### Written task
Print the listing below in its entirety, character for character.

START Supplied records

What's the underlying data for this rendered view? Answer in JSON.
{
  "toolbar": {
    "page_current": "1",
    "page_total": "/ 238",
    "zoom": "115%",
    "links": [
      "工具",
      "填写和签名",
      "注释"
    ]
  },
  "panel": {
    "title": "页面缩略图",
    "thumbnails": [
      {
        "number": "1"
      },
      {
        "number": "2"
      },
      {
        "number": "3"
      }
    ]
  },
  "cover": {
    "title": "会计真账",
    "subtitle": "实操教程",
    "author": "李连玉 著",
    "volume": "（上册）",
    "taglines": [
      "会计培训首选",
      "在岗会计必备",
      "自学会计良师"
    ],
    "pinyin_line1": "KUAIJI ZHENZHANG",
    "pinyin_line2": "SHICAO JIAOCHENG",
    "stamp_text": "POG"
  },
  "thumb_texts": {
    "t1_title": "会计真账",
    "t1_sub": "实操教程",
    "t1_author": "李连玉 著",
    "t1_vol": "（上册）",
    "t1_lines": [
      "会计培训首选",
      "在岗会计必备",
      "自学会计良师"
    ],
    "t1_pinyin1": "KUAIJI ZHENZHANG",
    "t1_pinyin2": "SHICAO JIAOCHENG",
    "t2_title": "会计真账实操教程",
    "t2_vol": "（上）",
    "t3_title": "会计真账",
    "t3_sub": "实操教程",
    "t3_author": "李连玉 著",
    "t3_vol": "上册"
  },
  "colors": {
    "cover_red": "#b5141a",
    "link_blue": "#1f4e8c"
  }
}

END Supplied records

### The completed task
What's the underlying data for this rendered view? Answer in JSON.
{
  "toolbar": {
    "page_current": "1",
    "page_total": "/ 238",
    "zoom": "115%",
    "links": [
      "工具",
      "填写和签名",
      "注释"
    ]
  },
  "panel": {
    "title": "页面缩略图",
    "thumbnails": [
      {
        "number": "1"
      },
      {
        "number": "2"
      },
      {
        "number": "3"
      }
    ]
  },
  "cover": {
    "title": "会计真账",
    "subtitle": "实操教程",
    "author": "李连玉 著",
    "volume": "（上册）",
    "taglines": [
      "会计培训首选",
      "在岗会计必备",
      "自学会计良师"
    ],
    "pinyin_line1": "KUAIJI ZHENZHANG",
    "pinyin_line2": "SHICAO JIAOCHENG",
    "stamp_text": "POG"
  },
  "thumb_texts": {
    "t1_title": "会计真账",
    "t1_sub": "实操教程",
    "t1_author": "李连玉 著",
    "t1_vol": "（上册）",
    "t1_lines": [
      "会计培训首选",
      "在岗会计必备",
      "自学会计良师"
    ],
    "t1_pinyin1": "KUAIJI ZHENZHANG",
    "t1_pinyin2": "SHICAO JIAOCHENG",
    "t2_title": "会计真账实操教程",
    "t2_vol": "（上）",
    "t3_title": "会计真账",
    "t3_sub": "实操教程",
    "t3_author": "李连玉 著",
    "t3_vol": "上册"
  },
  "colors": {
    "cover_red": "#b5141a",
    "link_blue": "#1f4e8c"
  }
}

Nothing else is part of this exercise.